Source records
+ + +
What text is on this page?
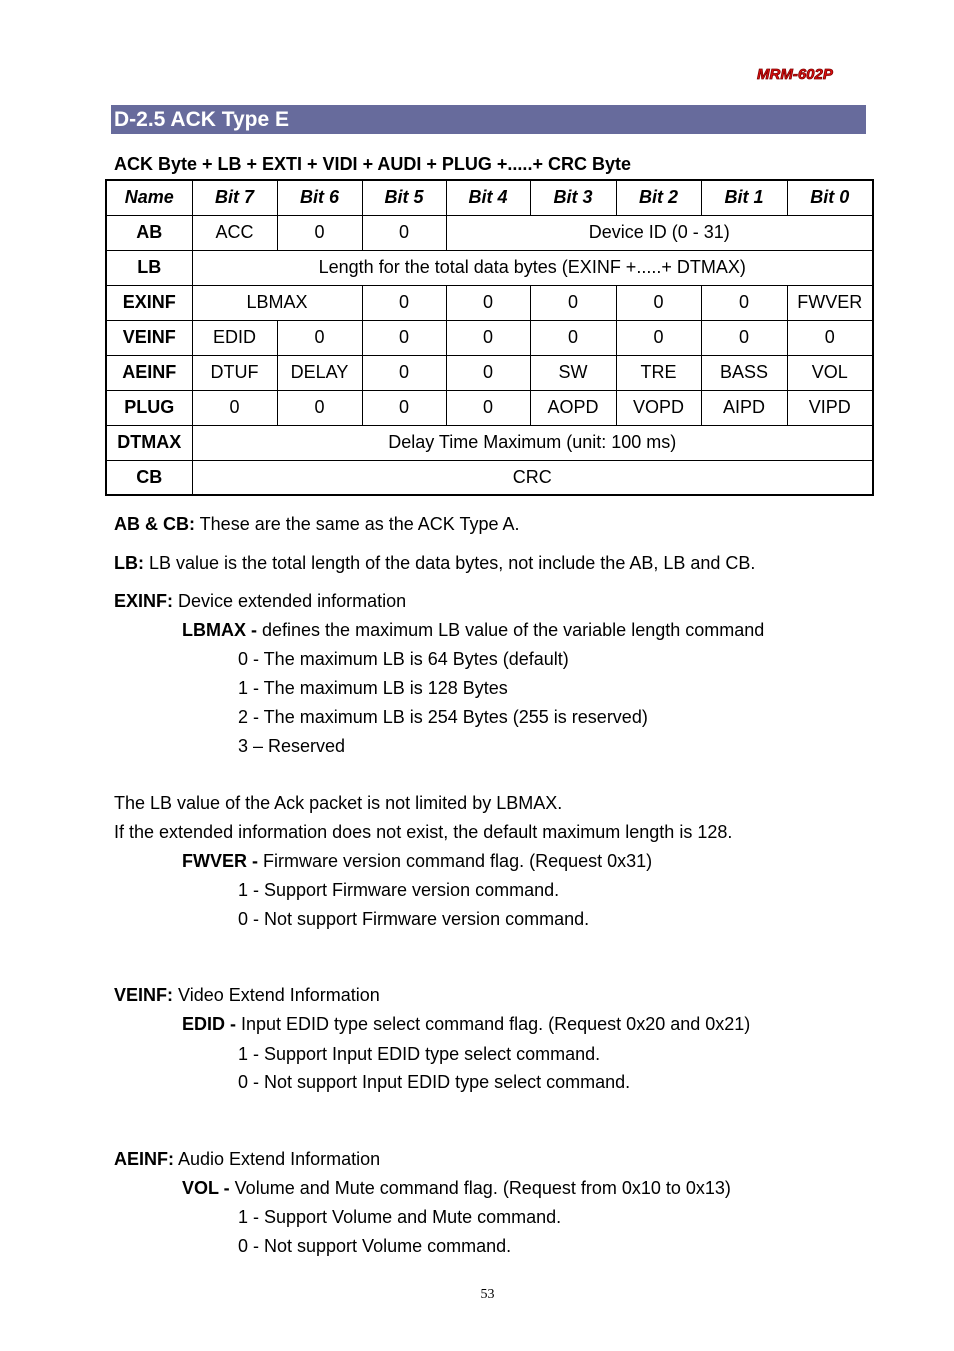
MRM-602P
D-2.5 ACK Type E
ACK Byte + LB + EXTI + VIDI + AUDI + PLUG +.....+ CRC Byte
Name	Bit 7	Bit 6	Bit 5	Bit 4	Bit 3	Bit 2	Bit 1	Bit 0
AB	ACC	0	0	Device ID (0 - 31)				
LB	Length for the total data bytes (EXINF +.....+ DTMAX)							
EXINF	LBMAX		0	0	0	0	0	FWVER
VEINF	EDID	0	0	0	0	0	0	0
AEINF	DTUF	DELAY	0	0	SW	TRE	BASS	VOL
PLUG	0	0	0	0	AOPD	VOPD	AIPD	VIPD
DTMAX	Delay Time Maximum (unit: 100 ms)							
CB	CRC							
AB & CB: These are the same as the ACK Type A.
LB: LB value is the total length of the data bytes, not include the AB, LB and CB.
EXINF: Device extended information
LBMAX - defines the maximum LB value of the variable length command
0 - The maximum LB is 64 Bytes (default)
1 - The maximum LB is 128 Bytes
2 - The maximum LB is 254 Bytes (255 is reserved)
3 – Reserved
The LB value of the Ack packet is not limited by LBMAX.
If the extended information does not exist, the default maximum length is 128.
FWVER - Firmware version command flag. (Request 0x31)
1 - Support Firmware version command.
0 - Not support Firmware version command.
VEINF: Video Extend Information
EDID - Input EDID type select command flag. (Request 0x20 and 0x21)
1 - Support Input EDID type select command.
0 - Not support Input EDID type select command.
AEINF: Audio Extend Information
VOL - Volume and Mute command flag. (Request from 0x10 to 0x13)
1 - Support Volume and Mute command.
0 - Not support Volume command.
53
+ + +
__DESCRIPTION OF THE TASK__. Make an exact copy of the whole listing, but don't bring over any pictures.

__EXERCISE ANSWER__.
What text is on this page?
MRM-602P
D-2.5 ACK Type E
ACK Byte + LB + EXTI + VIDI + AUDI + PLUG +.....+ CRC Byte
Name	Bit 7	Bit 6	Bit 5	Bit 4	Bit 3	Bit 2	Bit 1	Bit 0
AB	ACC	0	0	Device ID (0 - 31)				
LB	Length for the total data bytes (EXINF +.....+ DTMAX)							
EXINF	LBMAX		0	0	0	0	0	FWVER
VEINF	EDID	0	0	0	0	0	0	0
AEINF	DTUF	DELAY	0	0	SW	TRE	BASS	VOL
PLUG	0	0	0	0	AOPD	VOPD	AIPD	VIPD
DTMAX	Delay Time Maximum (unit: 100 ms)							
CB	CRC							
AB & CB: These are the same as the ACK Type A.
LB: LB value is the total length of the data bytes, not include the AB, LB and CB.
EXINF: Device extended information
LBMAX - defines the maximum LB value of the variable length command
0 - The maximum LB is 64 Bytes (default)
1 - The maximum LB is 128 Bytes
2 - The maximum LB is 254 Bytes (255 is reserved)
3 – Reserved
The LB value of the Ack packet is not limited by LBMAX.
If the extended information does not exist, the default maximum length is 128.
FWVER - Firmware version command flag. (Request 0x31)
1 - Support Firmware version command.
0 - Not support Firmware version command.
VEINF: Video Extend Information
EDID - Input EDID type select command flag. (Request 0x20 and 0x21)
1 - Support Input EDID type select command.
0 - Not support Input EDID type select command.
AEINF: Audio Extend Information
VOL - Volume and Mute command flag. (Request from 0x10 to 0x13)
1 - Support Volume and Mute command.
0 - Not support Volume command.
53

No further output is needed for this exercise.